(Recorded data):
====

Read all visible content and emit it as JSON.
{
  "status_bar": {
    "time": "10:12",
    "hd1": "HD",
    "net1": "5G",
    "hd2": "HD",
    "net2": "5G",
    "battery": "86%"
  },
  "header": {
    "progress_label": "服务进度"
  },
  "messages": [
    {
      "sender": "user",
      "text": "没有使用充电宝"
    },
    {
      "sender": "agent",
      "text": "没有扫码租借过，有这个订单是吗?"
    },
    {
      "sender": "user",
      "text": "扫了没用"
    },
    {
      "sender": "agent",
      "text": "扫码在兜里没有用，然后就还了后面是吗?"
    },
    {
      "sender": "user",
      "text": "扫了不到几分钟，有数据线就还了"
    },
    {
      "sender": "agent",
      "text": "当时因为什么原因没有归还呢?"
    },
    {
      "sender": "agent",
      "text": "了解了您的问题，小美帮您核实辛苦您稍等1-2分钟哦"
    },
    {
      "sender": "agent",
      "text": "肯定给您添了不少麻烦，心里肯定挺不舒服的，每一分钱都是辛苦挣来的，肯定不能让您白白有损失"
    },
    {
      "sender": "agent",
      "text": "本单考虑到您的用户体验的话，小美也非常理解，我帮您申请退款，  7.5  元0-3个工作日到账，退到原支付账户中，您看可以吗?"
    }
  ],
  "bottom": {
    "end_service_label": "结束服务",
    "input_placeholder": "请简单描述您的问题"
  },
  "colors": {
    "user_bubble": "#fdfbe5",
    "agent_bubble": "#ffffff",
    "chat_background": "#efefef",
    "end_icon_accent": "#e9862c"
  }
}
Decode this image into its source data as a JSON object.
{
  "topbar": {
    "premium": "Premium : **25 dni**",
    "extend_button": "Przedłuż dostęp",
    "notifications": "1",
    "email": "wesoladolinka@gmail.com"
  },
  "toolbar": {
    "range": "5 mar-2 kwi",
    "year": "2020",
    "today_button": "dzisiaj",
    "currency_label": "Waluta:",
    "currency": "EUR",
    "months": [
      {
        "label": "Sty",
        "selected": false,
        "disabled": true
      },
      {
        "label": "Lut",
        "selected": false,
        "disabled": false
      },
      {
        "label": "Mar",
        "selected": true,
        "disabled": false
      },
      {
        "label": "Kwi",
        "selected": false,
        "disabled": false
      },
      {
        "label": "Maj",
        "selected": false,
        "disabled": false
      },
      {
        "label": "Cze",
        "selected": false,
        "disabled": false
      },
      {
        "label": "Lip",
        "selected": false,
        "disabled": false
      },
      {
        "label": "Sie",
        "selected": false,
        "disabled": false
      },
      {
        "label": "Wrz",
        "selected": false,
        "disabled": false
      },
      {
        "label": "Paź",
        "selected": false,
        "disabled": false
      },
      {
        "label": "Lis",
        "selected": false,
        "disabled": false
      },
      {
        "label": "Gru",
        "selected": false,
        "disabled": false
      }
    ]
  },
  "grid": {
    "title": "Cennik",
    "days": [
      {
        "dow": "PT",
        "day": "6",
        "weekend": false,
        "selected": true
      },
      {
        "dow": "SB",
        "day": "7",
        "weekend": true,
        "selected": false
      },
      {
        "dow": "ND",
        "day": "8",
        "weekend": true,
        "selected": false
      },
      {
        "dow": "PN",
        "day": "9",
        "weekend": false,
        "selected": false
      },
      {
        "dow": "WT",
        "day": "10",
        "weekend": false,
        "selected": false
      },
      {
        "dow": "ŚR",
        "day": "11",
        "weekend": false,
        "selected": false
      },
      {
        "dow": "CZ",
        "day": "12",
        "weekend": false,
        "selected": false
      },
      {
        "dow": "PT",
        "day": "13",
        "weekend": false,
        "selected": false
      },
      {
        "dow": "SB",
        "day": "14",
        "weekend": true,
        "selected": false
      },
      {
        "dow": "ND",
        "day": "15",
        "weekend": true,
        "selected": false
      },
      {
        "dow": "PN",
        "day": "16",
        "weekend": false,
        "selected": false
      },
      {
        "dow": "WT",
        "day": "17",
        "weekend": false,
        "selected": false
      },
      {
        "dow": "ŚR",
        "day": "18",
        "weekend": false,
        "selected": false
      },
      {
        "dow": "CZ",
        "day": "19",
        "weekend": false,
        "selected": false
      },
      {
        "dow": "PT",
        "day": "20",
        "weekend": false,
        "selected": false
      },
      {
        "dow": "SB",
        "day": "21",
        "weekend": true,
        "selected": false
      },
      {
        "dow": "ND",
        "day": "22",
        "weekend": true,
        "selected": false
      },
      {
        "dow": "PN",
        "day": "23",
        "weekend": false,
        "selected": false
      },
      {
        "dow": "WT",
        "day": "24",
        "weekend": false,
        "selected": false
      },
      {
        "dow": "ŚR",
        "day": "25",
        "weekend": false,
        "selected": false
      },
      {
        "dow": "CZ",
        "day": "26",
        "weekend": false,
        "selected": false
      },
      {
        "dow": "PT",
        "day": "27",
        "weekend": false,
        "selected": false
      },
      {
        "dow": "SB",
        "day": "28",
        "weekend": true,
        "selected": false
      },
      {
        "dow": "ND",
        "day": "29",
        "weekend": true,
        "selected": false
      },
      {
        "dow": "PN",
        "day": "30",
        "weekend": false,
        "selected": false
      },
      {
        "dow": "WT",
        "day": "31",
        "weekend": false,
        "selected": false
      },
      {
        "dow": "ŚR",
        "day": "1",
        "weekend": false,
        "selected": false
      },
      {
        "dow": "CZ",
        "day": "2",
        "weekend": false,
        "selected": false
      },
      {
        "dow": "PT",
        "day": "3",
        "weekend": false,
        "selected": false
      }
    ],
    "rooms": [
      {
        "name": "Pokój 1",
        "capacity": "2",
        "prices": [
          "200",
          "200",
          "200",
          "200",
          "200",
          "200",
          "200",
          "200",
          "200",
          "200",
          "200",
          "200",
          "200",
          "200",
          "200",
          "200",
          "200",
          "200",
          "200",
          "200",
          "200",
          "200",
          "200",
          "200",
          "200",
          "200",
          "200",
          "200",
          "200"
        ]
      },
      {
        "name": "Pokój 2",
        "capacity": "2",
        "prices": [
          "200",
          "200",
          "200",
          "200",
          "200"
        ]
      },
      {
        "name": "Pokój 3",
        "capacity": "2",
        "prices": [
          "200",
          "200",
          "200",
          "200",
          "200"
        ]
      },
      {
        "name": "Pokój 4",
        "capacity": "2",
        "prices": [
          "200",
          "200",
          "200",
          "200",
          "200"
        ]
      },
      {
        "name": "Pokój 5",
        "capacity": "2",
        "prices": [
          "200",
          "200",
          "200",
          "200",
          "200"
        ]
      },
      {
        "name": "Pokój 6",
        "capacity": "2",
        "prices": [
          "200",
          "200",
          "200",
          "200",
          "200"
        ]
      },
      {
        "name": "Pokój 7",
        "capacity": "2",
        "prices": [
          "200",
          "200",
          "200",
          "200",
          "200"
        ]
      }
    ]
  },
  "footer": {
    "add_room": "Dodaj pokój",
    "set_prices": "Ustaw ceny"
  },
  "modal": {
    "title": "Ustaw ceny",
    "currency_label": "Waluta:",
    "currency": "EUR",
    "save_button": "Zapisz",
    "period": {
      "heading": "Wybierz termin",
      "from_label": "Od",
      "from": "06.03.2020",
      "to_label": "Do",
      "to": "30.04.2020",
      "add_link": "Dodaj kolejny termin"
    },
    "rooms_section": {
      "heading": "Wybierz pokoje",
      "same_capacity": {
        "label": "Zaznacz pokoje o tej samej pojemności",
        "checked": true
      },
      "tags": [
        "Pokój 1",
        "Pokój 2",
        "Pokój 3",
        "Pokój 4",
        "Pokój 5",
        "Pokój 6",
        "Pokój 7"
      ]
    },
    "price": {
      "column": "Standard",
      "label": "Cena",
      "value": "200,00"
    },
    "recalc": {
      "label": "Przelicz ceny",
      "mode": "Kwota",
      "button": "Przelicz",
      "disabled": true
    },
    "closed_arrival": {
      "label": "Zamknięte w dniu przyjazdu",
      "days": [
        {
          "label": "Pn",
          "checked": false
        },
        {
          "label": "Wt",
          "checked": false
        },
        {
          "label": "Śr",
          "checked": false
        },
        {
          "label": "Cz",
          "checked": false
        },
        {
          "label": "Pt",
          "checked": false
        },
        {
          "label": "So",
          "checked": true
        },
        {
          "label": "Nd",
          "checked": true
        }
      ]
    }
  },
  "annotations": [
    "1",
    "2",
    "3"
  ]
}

====

(Directions): Identify the lines above that contain the word "Dodaj", then copy them.

(Solved exercise):
    "add_room": "Dodaj pokój",
      "add_link": "Dodaj kolejny termin"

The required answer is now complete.